-- Start --

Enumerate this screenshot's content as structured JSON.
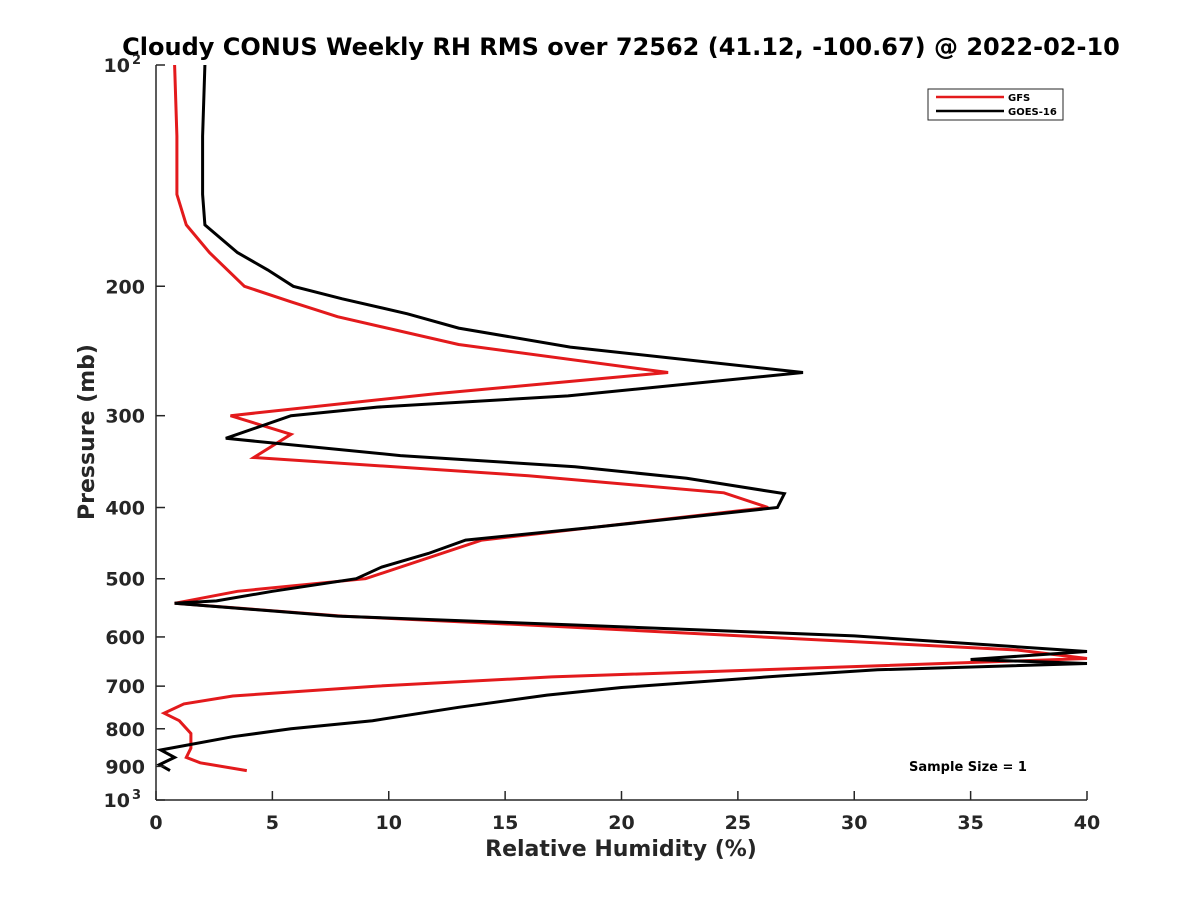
{
  "chart_data": {
    "type": "line",
    "title": "Cloudy CONUS Weekly RH RMS over 72562 (41.12, -100.67) @ 2022-02-10",
    "xlabel": "Relative Humidity (%)",
    "ylabel": "Pressure (mb)",
    "xlim": [
      0,
      40
    ],
    "ylim": [
      100,
      1000
    ],
    "y_scale": "log",
    "y_reversed": true,
    "x_ticks": [
      0,
      5,
      10,
      15,
      20,
      25,
      30,
      35,
      40
    ],
    "y_ticks": [
      {
        "value": 100,
        "label": "10",
        "sup": "2"
      },
      {
        "value": 200,
        "label": "200"
      },
      {
        "value": 300,
        "label": "300"
      },
      {
        "value": 400,
        "label": "400"
      },
      {
        "value": 500,
        "label": "500"
      },
      {
        "value": 600,
        "label": "600"
      },
      {
        "value": 700,
        "label": "700"
      },
      {
        "value": 800,
        "label": "800"
      },
      {
        "value": 900,
        "label": "900"
      },
      {
        "value": 1000,
        "label": "10",
        "sup": "3"
      }
    ],
    "grid": false,
    "legend_position": "top-right",
    "annotation": "Sample Size = 1",
    "series": [
      {
        "name": "GFS",
        "color": "#e31a1c",
        "points": [
          [
            0.8,
            100
          ],
          [
            0.9,
            125
          ],
          [
            0.9,
            150
          ],
          [
            1.3,
            165
          ],
          [
            2.3,
            180
          ],
          [
            3.8,
            200
          ],
          [
            5.8,
            210
          ],
          [
            7.8,
            220
          ],
          [
            13.0,
            240
          ],
          [
            22.0,
            262
          ],
          [
            12.0,
            280
          ],
          [
            3.2,
            300
          ],
          [
            5.8,
            318
          ],
          [
            4.2,
            342
          ],
          [
            16.0,
            362
          ],
          [
            24.4,
            382
          ],
          [
            26.3,
            400
          ],
          [
            14.0,
            443
          ],
          [
            9.0,
            500
          ],
          [
            3.5,
            520
          ],
          [
            0.8,
            540
          ],
          [
            8.0,
            562
          ],
          [
            16.0,
            578
          ],
          [
            37.0,
            625
          ],
          [
            40.0,
            642
          ],
          [
            29.0,
            660
          ],
          [
            17.0,
            680
          ],
          [
            9.5,
            700
          ],
          [
            3.3,
            722
          ],
          [
            1.2,
            740
          ],
          [
            0.35,
            762
          ],
          [
            1.0,
            780
          ],
          [
            1.5,
            812
          ],
          [
            1.5,
            850
          ],
          [
            1.3,
            875
          ],
          [
            1.9,
            890
          ],
          [
            3.9,
            912
          ]
        ]
      },
      {
        "name": "GOES-16",
        "color": "#000000",
        "points": [
          [
            2.1,
            100
          ],
          [
            2.0,
            125
          ],
          [
            2.0,
            150
          ],
          [
            2.1,
            165
          ],
          [
            3.5,
            180
          ],
          [
            4.8,
            190
          ],
          [
            5.9,
            200
          ],
          [
            8.0,
            208
          ],
          [
            10.8,
            218
          ],
          [
            13.0,
            228
          ],
          [
            17.8,
            242
          ],
          [
            27.8,
            262
          ],
          [
            17.7,
            282
          ],
          [
            9.5,
            292
          ],
          [
            5.8,
            300
          ],
          [
            3.0,
            322
          ],
          [
            10.5,
            340
          ],
          [
            18.0,
            352
          ],
          [
            22.8,
            365
          ],
          [
            27.0,
            383
          ],
          [
            26.7,
            400
          ],
          [
            19.0,
            425
          ],
          [
            13.3,
            443
          ],
          [
            11.7,
            462
          ],
          [
            9.7,
            482
          ],
          [
            8.6,
            500
          ],
          [
            5.0,
            520
          ],
          [
            2.6,
            536
          ],
          [
            0.8,
            540
          ],
          [
            7.8,
            562
          ],
          [
            18.0,
            578
          ],
          [
            30.0,
            598
          ],
          [
            40.0,
            628
          ],
          [
            35.0,
            644
          ],
          [
            40.0,
            652
          ],
          [
            31.0,
            665
          ],
          [
            26.8,
            678
          ],
          [
            20.0,
            703
          ],
          [
            16.8,
            720
          ],
          [
            13.0,
            748
          ],
          [
            9.3,
            780
          ],
          [
            5.8,
            800
          ],
          [
            3.3,
            820
          ],
          [
            0.2,
            855
          ],
          [
            0.8,
            875
          ],
          [
            0.15,
            895
          ],
          [
            0.6,
            912
          ]
        ]
      }
    ]
  }
}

-- End --

What you should do:
Can you repeat every record above exactly, apart from the pictures?

The result:
Enumerate this screenshot's content as structured JSON.
{
  "chart_data": {
    "type": "line",
    "title": "Cloudy CONUS Weekly RH RMS over 72562 (41.12, -100.67) @ 2022-02-10",
    "xlabel": "Relative Humidity (%)",
    "ylabel": "Pressure (mb)",
    "xlim": [
      0,
      40
    ],
    "ylim": [
      100,
      1000
    ],
    "y_scale": "log",
    "y_reversed": true,
    "x_ticks": [
      0,
      5,
      10,
      15,
      20,
      25,
      30,
      35,
      40
    ],
    "y_ticks": [
      {
        "value": 100,
        "label": "10",
        "sup": "2"
      },
      {
        "value": 200,
        "label": "200"
      },
      {
        "value": 300,
        "label": "300"
      },
      {
        "value": 400,
        "label": "400"
      },
      {
        "value": 500,
        "label": "500"
      },
      {
        "value": 600,
        "label": "600"
      },
      {
        "value": 700,
        "label": "700"
      },
      {
        "value": 800,
        "label": "800"
      },
      {
        "value": 900,
        "label": "900"
      },
      {
        "value": 1000,
        "label": "10",
        "sup": "3"
      }
    ],
    "grid": false,
    "legend_position": "top-right",
    "annotation": "Sample Size = 1",
    "series": [
      {
        "name": "GFS",
        "color": "#e31a1c",
        "points": [
          [
            0.8,
            100
          ],
          [
            0.9,
            125
          ],
          [
            0.9,
            150
          ],
          [
            1.3,
            165
          ],
          [
            2.3,
            180
          ],
          [
            3.8,
            200
          ],
          [
            5.8,
            210
          ],
          [
            7.8,
            220
          ],
          [
            13.0,
            240
          ],
          [
            22.0,
            262
          ],
          [
            12.0,
            280
          ],
          [
            3.2,
            300
          ],
          [
            5.8,
            318
          ],
          [
            4.2,
            342
          ],
          [
            16.0,
            362
          ],
          [
            24.4,
            382
          ],
          [
            26.3,
            400
          ],
          [
            14.0,
            443
          ],
          [
            9.0,
            500
          ],
          [
            3.5,
            520
          ],
          [
            0.8,
            540
          ],
          [
            8.0,
            562
          ],
          [
            16.0,
            578
          ],
          [
            37.0,
            625
          ],
          [
            40.0,
            642
          ],
          [
            29.0,
            660
          ],
          [
            17.0,
            680
          ],
          [
            9.5,
            700
          ],
          [
            3.3,
            722
          ],
          [
            1.2,
            740
          ],
          [
            0.35,
            762
          ],
          [
            1.0,
            780
          ],
          [
            1.5,
            812
          ],
          [
            1.5,
            850
          ],
          [
            1.3,
            875
          ],
          [
            1.9,
            890
          ],
          [
            3.9,
            912
          ]
        ]
      },
      {
        "name": "GOES-16",
        "color": "#000000",
        "points": [
          [
            2.1,
            100
          ],
          [
            2.0,
            125
          ],
          [
            2.0,
            150
          ],
          [
            2.1,
            165
          ],
          [
            3.5,
            180
          ],
          [
            4.8,
            190
          ],
          [
            5.9,
            200
          ],
          [
            8.0,
            208
          ],
          [
            10.8,
            218
          ],
          [
            13.0,
            228
          ],
          [
            17.8,
            242
          ],
          [
            27.8,
            262
          ],
          [
            17.7,
            282
          ],
          [
            9.5,
            292
          ],
          [
            5.8,
            300
          ],
          [
            3.0,
            322
          ],
          [
            10.5,
            340
          ],
          [
            18.0,
            352
          ],
          [
            22.8,
            365
          ],
          [
            27.0,
            383
          ],
          [
            26.7,
            400
          ],
          [
            19.0,
            425
          ],
          [
            13.3,
            443
          ],
          [
            11.7,
            462
          ],
          [
            9.7,
            482
          ],
          [
            8.6,
            500
          ],
          [
            5.0,
            520
          ],
          [
            2.6,
            536
          ],
          [
            0.8,
            540
          ],
          [
            7.8,
            562
          ],
          [
            18.0,
            578
          ],
          [
            30.0,
            598
          ],
          [
            40.0,
            628
          ],
          [
            35.0,
            644
          ],
          [
            40.0,
            652
          ],
          [
            31.0,
            665
          ],
          [
            26.8,
            678
          ],
          [
            20.0,
            703
          ],
          [
            16.8,
            720
          ],
          [
            13.0,
            748
          ],
          [
            9.3,
            780
          ],
          [
            5.8,
            800
          ],
          [
            3.3,
            820
          ],
          [
            0.2,
            855
          ],
          [
            0.8,
            875
          ],
          [
            0.15,
            895
          ],
          [
            0.6,
            912
          ]
        ]
      }
    ]
  }
}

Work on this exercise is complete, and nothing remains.